**TASK DETAILS:** Each entry below is to be given again word for word, with no pictures.

[A run of records]

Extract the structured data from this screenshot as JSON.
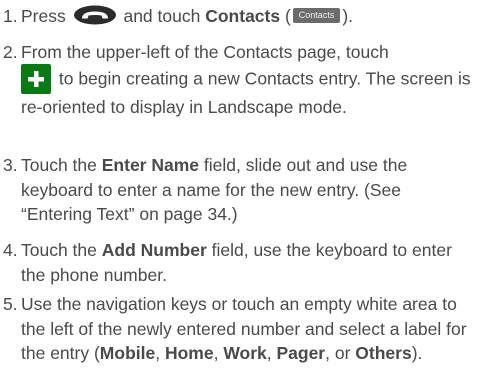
{
  "steps": [
    {
      "num": "1.",
      "t1": "Press ",
      "t2": " and touch ",
      "b1": "Contacts",
      "t3": " (",
      "chip": "Contacts",
      "t4": ")."
    },
    {
      "num": "2.",
      "t1": "From the upper-left of the Contacts page, touch",
      "t2": " to begin creating a new Contacts entry. The screen is re-oriented to display in Landscape mode."
    },
    {
      "num": "3.",
      "t1": "Touch the ",
      "b1": "Enter Name",
      "t2": " field, slide out and use the keyboard to enter a name for the new entry. (See “Entering Text” on page 34.)"
    },
    {
      "num": "4.",
      "t1": "Touch the ",
      "b1": "Add Number",
      "t2": " field, use the keyboard to enter the phone number."
    },
    {
      "num": "5.",
      "t1": "Use the navigation keys or touch an empty white area to the left of the newly entered number and select a label for the entry (",
      "b1": "Mobile",
      "t2": ", ",
      "b2": "Home",
      "t3": ", ",
      "b3": "Work",
      "t4": ", ",
      "b4": "Pager",
      "t5": ", or ",
      "b5": "Others",
      "t6": ")."
    }
  ]
}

**TASK SOLUTION:**
Extract the structured data from this screenshot as JSON.
{
  "steps": [
    {
      "num": "1.",
      "t1": "Press ",
      "t2": " and touch ",
      "b1": "Contacts",
      "t3": " (",
      "chip": "Contacts",
      "t4": ")."
    },
    {
      "num": "2.",
      "t1": "From the upper-left of the Contacts page, touch",
      "t2": " to begin creating a new Contacts entry. The screen is re-oriented to display in Landscape mode."
    },
    {
      "num": "3.",
      "t1": "Touch the ",
      "b1": "Enter Name",
      "t2": " field, slide out and use the keyboard to enter a name for the new entry. (See “Entering Text” on page 34.)"
    },
    {
      "num": "4.",
      "t1": "Touch the ",
      "b1": "Add Number",
      "t2": " field, use the keyboard to enter the phone number."
    },
    {
      "num": "5.",
      "t1": "Use the navigation keys or touch an empty white area to the left of the newly entered number and select a label for the entry (",
      "b1": "Mobile",
      "t2": ", ",
      "b2": "Home",
      "t3": ", ",
      "b3": "Work",
      "t4": ", ",
      "b4": "Pager",
      "t5": ", or ",
      "b5": "Others",
      "t6": ")."
    }
  ]
}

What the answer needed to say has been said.